— START OF Exercise materials —

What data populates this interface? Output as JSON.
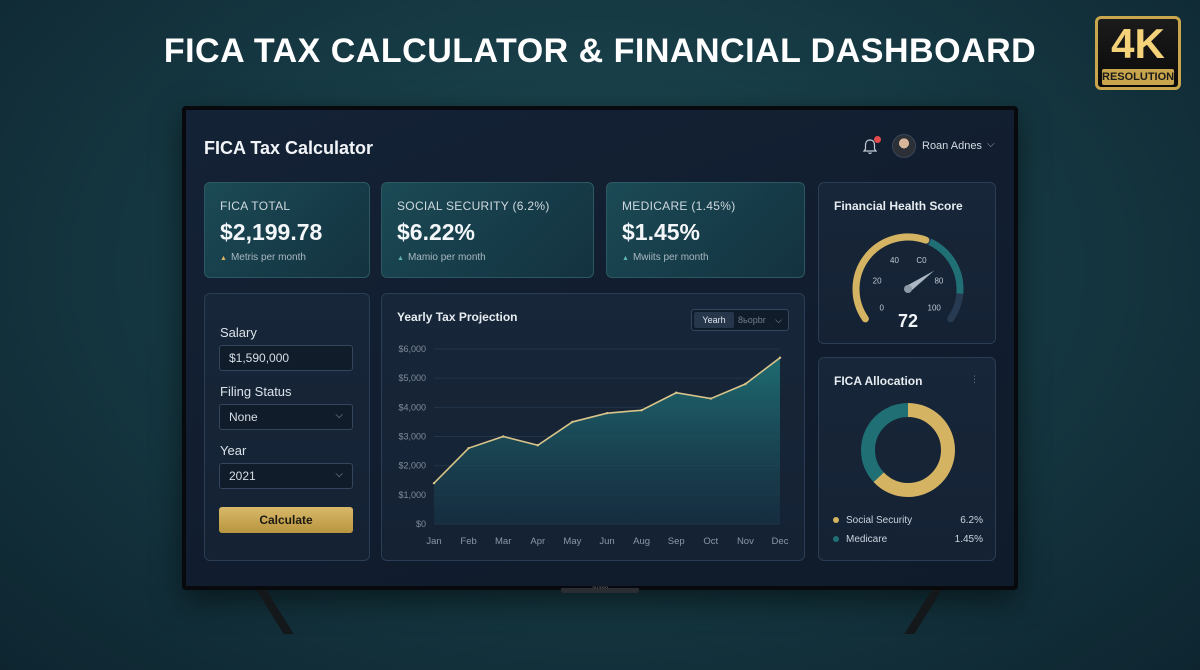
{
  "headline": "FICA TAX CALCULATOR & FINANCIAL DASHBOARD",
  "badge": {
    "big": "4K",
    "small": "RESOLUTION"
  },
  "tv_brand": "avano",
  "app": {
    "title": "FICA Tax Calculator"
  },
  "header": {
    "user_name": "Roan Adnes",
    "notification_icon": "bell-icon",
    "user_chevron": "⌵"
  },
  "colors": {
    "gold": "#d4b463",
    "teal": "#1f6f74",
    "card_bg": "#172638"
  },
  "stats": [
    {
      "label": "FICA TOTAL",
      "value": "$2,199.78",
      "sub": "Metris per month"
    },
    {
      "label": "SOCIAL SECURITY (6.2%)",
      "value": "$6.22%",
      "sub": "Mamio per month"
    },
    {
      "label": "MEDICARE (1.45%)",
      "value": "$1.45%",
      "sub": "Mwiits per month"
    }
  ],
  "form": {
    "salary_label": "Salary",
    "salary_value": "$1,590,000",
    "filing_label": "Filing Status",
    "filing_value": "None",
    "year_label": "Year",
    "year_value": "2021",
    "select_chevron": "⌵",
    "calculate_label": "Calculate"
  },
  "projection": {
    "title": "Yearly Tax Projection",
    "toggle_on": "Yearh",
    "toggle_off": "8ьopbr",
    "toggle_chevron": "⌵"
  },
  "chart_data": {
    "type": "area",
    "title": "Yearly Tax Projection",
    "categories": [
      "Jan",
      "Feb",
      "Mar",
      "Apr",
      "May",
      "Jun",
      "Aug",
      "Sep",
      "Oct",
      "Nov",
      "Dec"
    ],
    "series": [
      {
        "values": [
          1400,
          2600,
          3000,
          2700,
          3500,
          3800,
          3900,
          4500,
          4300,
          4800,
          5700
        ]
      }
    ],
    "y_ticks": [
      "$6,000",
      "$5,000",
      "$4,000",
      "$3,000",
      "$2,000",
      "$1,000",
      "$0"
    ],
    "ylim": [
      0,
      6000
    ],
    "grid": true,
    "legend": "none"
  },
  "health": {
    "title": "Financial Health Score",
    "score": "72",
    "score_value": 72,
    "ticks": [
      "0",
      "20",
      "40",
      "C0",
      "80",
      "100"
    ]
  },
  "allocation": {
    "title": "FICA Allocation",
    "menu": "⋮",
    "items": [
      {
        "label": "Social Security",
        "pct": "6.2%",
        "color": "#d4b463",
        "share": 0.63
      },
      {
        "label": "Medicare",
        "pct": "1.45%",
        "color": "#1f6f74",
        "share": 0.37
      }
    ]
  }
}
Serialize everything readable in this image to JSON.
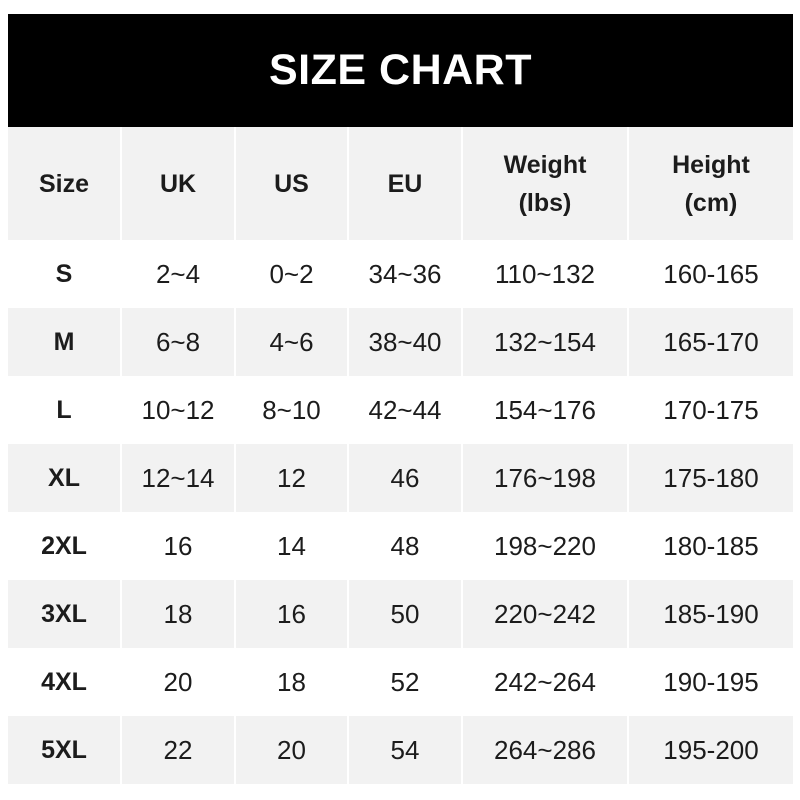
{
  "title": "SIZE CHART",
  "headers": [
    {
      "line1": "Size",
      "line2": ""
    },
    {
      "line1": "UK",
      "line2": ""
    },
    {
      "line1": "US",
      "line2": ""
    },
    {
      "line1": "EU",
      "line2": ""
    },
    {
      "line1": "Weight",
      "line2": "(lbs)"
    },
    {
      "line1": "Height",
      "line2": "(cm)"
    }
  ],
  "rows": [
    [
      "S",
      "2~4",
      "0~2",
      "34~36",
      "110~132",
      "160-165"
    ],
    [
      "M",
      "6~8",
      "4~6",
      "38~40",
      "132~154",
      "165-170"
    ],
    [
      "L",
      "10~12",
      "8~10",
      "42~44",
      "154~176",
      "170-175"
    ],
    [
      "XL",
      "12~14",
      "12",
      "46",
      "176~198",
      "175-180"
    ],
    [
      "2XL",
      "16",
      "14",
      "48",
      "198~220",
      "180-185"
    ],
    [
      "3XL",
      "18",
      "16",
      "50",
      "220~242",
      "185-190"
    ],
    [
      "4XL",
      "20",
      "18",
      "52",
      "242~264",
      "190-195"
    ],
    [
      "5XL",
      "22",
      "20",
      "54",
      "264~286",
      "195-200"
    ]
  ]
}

— END OF Exercise materials —

**Requirement**: Check every line for "title" and show the ones that have it.

**Solution for this task**:
    "title": "FICA Tax Calculator"
    "title": "Yearly Tax Projection",
    "title": "Yearly Tax Projection",
    "title": "Financial Health Score",
    "title": "FICA Allocation",
  "title": "SIZE CHART",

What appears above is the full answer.